BEGIN Excerpt provided

Merger mania not over yet
A leading management consultant has said that the legal market is too fragmented and that mergers between law firms, particularly mid tiers, will continue over the coming years.
“[We] will see a lot more consolidation in the legal market,” said Michael Roch (pictured below), the co-founder and executive partner of management and consultancy firm Kerma Partners. “In this market, the Australian market, we will definitely see more mergers, especially among the mid-market firms, to gain size and to take competitors out of the market, and we’ll also see more international mergers.”
Roch also criticised law firms’ reluctance to change in his speech entitled: Constant Change - How Firms Can Adapt or Perish.
“[In some firms] the typewriter has just been replaced by Word and not much else has been done to see how we can speed up our delivery,” he claimed.
“Young talent is not interested in practising law in the old way. Ask some 25-year-old law graduates how many of them enjoy sitting locked in a small office doing data reviews ... it’s a waste of money, brains and talent.
“[People] cannot work off an organisational design that is 20 years old; and a lot of firms still do that.”
Roch said that law firms are bad at regularly “reconfiguring” their business and often fail to drop practice areas even when they are no longer profitable.
He added that firms should measure their performance against their competitors, not just from a profit-per-partner or revenue perspective, but under six headings: strategy, relationship capital, service platform, talent, partnership and finances.
Outside looking in
Roch also said that law firms need a greater awareness of the competitive threat coming from businesses other than their fellow firms.
“Law firms are very good at looking at their main [law firm] competitors ... but they are completely blindsided by other folks that are breaking into the law firm space.”
Roch said the type of non-traditional competitors that large firms need to be aware of include businesses with “new business approaches” like LPOs; accountancy firms that have legal arms, and “split-off start-ups”, where unhappy partners leave and set up their own independent practices.
“Competitive advantage is not a [firm’s] god-given right,” he added.
Willing partners
Roch, who practised as a lawyer before he established Kerma Partners, also told those present at the Conference that partners must be engaged with and made aware of innovation and what it can do for them.
“We must connect with partners individually about what we’re planning to do with their practice and how innovation can help them.”
He also said firms need to build an innovation strategy, and added: “Firms need to get much better about allocating resources based on the strategic needs of the business and not on partner egos.”
Roch also suggested that “subjective measures”, such as the effectiveness of the organisational structure and how innovation is implemented, could be linked to partners’ remuneration.
“Innovation needs to be part of a firm’s DNA.”

END Excerpt provided

Activity list –
(1) Answer each question from the article on law firm mergers:
(a) Of which management and consultancy firm is Michael Roch the co-founder and executive partner?
(b) Under which six headings should firms measure their performance against competitors?
(c) What did Roch practice as before he established that firm?
(2) Reproduce the part of the article on law firm mergers that opens with the words containing "Roch said that" and closes with "their fellow firms.".
The listing that comes after this article is not needed for any of the work here.

BEGIN Data extracts

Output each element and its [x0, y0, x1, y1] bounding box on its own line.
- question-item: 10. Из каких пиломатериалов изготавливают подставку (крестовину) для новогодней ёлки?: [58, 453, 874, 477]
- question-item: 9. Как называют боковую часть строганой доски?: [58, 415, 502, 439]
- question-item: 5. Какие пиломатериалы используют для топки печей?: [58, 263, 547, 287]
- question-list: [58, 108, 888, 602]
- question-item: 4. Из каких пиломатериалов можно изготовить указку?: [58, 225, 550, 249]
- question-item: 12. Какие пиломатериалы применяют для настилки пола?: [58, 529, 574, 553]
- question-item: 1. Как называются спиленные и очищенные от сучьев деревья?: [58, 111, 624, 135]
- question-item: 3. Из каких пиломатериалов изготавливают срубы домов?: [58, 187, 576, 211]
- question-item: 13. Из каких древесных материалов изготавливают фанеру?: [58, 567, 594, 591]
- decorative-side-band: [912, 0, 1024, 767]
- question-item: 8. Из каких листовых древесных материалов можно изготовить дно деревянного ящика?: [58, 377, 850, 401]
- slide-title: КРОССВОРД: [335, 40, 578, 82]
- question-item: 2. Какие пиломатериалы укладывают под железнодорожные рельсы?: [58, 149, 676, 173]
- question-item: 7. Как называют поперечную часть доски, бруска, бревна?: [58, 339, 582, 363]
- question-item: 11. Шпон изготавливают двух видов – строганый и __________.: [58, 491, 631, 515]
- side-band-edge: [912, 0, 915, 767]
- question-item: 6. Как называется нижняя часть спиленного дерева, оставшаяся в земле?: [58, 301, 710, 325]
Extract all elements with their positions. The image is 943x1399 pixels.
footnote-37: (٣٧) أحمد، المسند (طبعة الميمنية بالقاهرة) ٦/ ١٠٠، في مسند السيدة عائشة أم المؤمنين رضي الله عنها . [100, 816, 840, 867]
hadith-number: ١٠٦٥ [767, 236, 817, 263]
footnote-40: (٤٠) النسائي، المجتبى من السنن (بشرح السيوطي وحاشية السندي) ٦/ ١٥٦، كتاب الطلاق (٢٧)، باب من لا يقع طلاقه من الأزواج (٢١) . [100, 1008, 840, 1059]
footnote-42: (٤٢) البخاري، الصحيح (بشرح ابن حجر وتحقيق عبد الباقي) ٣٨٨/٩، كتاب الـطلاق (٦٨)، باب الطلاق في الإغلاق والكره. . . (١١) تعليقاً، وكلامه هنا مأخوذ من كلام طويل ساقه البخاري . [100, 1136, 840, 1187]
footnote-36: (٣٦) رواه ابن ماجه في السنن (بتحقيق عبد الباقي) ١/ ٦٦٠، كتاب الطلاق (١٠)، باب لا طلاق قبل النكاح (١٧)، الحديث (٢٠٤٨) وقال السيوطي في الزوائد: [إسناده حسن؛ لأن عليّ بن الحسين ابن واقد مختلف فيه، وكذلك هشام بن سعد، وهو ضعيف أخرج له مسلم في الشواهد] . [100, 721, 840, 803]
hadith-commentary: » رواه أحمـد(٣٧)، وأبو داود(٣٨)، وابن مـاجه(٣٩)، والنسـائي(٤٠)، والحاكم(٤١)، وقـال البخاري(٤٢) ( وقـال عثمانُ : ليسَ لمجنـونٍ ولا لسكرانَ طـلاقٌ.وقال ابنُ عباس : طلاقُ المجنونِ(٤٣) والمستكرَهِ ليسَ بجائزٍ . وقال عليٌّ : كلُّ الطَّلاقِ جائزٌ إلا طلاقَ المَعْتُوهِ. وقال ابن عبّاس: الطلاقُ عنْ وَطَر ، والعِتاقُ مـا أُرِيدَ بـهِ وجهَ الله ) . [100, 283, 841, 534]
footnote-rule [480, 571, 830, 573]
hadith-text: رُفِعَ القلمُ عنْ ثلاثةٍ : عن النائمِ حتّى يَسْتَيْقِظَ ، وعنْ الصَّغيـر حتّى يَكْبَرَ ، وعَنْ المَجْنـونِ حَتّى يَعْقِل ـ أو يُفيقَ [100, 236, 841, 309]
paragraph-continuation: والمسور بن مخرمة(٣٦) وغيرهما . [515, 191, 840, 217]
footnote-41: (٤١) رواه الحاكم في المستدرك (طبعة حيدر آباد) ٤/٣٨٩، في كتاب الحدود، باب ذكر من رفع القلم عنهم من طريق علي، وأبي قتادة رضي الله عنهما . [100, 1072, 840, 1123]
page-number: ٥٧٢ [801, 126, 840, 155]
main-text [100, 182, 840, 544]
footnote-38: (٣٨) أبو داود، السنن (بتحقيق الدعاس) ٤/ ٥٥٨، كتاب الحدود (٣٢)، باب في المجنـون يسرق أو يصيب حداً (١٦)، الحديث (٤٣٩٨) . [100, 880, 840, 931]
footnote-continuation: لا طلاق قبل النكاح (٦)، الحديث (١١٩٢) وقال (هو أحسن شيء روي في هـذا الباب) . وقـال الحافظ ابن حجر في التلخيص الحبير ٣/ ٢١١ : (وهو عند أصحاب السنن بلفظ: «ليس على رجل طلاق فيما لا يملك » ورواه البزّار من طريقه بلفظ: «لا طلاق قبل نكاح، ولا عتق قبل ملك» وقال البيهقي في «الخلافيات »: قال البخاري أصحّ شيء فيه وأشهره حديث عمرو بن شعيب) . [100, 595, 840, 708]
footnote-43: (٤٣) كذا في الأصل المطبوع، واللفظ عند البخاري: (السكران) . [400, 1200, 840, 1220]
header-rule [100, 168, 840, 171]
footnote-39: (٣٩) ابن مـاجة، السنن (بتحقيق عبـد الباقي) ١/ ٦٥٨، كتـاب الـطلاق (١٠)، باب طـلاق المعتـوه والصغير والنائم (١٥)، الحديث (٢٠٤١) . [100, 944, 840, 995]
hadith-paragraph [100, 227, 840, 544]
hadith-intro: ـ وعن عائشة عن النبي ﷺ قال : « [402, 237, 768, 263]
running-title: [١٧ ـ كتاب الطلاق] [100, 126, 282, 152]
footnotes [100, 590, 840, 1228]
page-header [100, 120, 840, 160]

END Data extracts

Answer section –
(1)
(a) Kerma Partners
(b) Strategy, relationship capital, service platform, talent, partnership and finances
(c) As a lawyer

(2)
Roch said that law firms are bad at regularly “reconfiguring” their business and often fail to drop practice areas even when they are no longer profitable.
He added that firms should measure their performance against their competitors, not just from a profit-per-partner or revenue perspective, but under six headings: strategy, relationship capital, service platform, talent, partnership and finances.
Outside looking in
Roch also said that law firms need a greater awareness of the competitive threat coming from businesses other than their fellow firms.